* _Data records_
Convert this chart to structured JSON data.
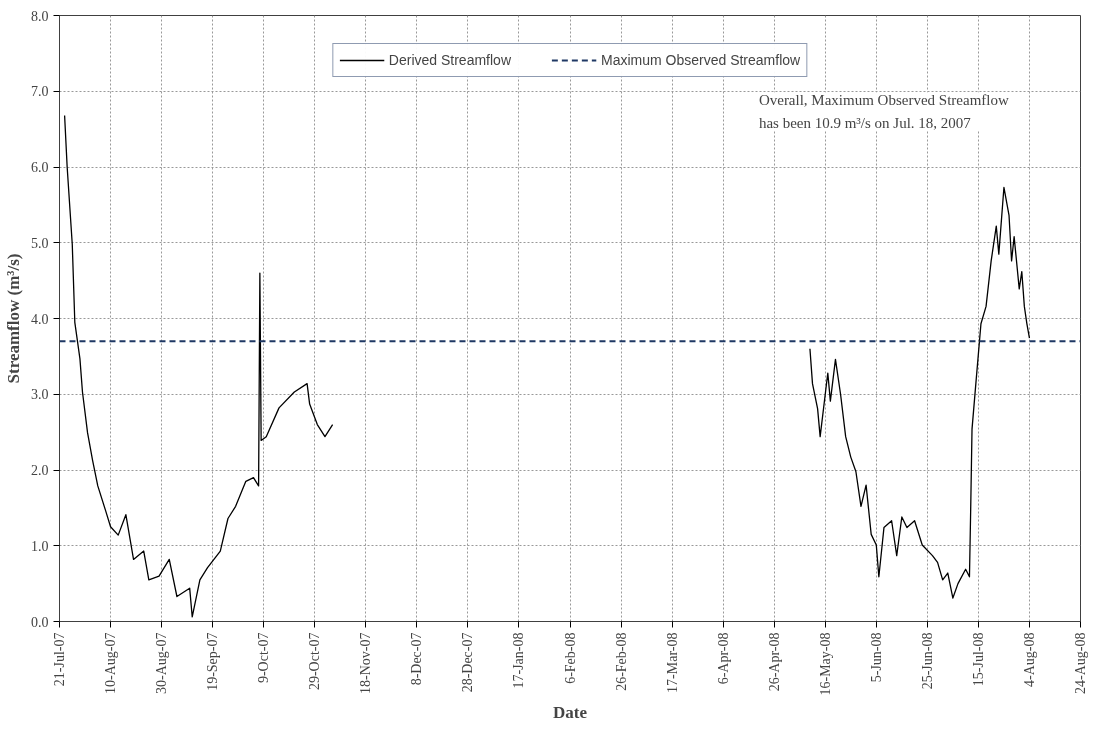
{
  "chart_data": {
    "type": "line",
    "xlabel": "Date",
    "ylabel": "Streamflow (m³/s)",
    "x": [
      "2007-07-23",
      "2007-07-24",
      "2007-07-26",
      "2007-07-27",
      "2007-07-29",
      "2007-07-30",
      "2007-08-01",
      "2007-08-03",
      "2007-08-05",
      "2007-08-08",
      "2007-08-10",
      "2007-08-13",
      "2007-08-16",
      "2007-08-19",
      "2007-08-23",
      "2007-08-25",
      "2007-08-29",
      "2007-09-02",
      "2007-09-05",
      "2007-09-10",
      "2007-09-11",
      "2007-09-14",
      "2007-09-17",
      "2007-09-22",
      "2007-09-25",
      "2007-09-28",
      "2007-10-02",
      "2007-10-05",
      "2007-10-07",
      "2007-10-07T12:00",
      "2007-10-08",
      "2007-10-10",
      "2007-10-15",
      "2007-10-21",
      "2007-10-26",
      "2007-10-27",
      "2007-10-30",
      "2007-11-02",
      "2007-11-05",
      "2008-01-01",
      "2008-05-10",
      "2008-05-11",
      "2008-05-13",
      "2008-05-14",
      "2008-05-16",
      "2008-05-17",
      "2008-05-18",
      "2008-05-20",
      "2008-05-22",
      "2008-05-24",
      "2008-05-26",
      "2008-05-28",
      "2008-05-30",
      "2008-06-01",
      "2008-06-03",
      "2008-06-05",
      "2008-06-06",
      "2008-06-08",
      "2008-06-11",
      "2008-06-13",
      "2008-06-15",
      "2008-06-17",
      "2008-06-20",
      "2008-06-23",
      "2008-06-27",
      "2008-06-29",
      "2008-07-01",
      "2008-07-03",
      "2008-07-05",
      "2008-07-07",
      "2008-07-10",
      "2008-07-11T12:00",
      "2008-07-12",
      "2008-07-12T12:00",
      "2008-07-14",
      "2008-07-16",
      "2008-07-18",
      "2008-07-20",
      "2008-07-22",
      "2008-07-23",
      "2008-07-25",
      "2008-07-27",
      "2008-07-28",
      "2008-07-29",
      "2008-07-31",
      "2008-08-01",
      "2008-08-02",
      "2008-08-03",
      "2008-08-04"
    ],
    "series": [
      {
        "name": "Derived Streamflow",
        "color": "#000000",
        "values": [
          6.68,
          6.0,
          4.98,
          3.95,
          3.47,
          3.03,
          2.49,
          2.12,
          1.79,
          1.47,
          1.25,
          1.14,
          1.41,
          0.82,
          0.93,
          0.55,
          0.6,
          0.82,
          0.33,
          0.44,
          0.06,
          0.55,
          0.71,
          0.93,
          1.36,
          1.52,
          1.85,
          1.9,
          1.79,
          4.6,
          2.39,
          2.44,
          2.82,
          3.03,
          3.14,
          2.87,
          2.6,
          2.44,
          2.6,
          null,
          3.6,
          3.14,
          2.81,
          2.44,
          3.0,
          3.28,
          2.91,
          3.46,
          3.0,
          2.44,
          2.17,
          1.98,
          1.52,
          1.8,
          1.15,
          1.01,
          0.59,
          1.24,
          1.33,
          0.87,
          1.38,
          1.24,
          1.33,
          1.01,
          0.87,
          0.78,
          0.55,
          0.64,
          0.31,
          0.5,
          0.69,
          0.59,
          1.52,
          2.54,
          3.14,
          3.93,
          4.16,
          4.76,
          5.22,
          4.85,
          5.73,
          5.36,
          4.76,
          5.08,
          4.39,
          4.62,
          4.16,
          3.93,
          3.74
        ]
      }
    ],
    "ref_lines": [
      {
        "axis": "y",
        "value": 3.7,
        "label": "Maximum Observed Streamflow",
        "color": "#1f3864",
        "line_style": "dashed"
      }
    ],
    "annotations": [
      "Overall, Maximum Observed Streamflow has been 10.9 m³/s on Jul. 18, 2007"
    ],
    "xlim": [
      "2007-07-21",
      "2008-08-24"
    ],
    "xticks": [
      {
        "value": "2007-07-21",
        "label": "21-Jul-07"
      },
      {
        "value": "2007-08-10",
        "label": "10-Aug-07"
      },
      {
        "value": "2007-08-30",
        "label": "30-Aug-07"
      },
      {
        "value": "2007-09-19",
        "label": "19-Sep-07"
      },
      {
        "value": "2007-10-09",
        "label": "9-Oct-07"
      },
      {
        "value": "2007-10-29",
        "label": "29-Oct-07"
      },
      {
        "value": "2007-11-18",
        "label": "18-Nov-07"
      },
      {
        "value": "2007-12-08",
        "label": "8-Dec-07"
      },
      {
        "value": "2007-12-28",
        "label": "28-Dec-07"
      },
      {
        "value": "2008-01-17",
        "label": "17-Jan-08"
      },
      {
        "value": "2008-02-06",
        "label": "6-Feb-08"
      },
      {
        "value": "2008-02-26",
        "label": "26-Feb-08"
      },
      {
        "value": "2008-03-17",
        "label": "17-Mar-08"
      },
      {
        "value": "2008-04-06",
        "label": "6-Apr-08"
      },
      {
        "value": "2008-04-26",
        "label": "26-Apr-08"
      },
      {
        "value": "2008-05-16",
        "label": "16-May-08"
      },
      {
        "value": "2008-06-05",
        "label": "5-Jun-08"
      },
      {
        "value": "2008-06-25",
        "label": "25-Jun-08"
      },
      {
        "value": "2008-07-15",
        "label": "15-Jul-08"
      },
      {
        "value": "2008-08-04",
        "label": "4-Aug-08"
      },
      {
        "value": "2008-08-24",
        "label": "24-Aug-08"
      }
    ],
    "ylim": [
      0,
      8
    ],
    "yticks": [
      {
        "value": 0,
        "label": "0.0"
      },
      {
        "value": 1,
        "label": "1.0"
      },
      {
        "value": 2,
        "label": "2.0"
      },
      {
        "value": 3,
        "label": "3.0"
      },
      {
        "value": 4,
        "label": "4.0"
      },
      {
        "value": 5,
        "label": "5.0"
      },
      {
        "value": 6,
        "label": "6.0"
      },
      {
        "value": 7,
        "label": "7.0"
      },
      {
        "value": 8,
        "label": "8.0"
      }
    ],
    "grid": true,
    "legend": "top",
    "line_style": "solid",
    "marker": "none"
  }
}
---
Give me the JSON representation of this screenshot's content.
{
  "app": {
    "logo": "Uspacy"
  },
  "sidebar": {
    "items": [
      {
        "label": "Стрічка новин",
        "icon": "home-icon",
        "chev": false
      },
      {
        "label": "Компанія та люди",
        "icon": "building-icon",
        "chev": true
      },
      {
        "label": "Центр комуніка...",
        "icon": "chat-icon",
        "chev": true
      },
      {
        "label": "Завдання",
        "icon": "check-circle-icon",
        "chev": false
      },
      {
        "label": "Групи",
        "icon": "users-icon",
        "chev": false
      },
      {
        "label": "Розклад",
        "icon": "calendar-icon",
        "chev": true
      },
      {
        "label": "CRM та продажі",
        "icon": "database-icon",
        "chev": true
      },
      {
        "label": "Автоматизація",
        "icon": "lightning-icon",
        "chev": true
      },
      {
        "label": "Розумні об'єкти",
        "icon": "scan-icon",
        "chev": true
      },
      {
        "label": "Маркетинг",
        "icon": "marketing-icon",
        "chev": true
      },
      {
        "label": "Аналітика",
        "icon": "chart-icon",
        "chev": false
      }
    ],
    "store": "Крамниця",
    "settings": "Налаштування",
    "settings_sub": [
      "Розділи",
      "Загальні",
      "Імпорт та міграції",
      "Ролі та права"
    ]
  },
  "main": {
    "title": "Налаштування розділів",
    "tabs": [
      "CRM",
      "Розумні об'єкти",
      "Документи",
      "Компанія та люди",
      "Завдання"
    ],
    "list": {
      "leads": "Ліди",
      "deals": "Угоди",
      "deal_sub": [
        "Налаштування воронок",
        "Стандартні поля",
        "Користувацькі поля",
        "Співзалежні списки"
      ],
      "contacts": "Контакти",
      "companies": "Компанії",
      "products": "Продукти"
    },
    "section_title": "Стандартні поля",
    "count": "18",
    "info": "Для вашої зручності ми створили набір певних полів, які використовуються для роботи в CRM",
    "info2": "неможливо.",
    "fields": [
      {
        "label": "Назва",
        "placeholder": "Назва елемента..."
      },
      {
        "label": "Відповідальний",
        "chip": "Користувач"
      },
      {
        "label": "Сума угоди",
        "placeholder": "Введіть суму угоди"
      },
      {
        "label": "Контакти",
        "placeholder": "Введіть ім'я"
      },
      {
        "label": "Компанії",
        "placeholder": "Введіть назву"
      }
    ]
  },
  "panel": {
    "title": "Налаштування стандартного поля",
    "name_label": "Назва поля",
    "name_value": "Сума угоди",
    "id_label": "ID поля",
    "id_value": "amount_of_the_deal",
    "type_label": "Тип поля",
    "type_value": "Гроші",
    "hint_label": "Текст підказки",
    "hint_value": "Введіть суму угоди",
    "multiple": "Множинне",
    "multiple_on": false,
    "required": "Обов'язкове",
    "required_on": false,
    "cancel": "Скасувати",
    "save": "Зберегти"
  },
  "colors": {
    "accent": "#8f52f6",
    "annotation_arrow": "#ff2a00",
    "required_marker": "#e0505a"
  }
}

* _Directions_
Tell how many lines of the data above hold the string "Компанії". Give only the number.

* _Result below_
2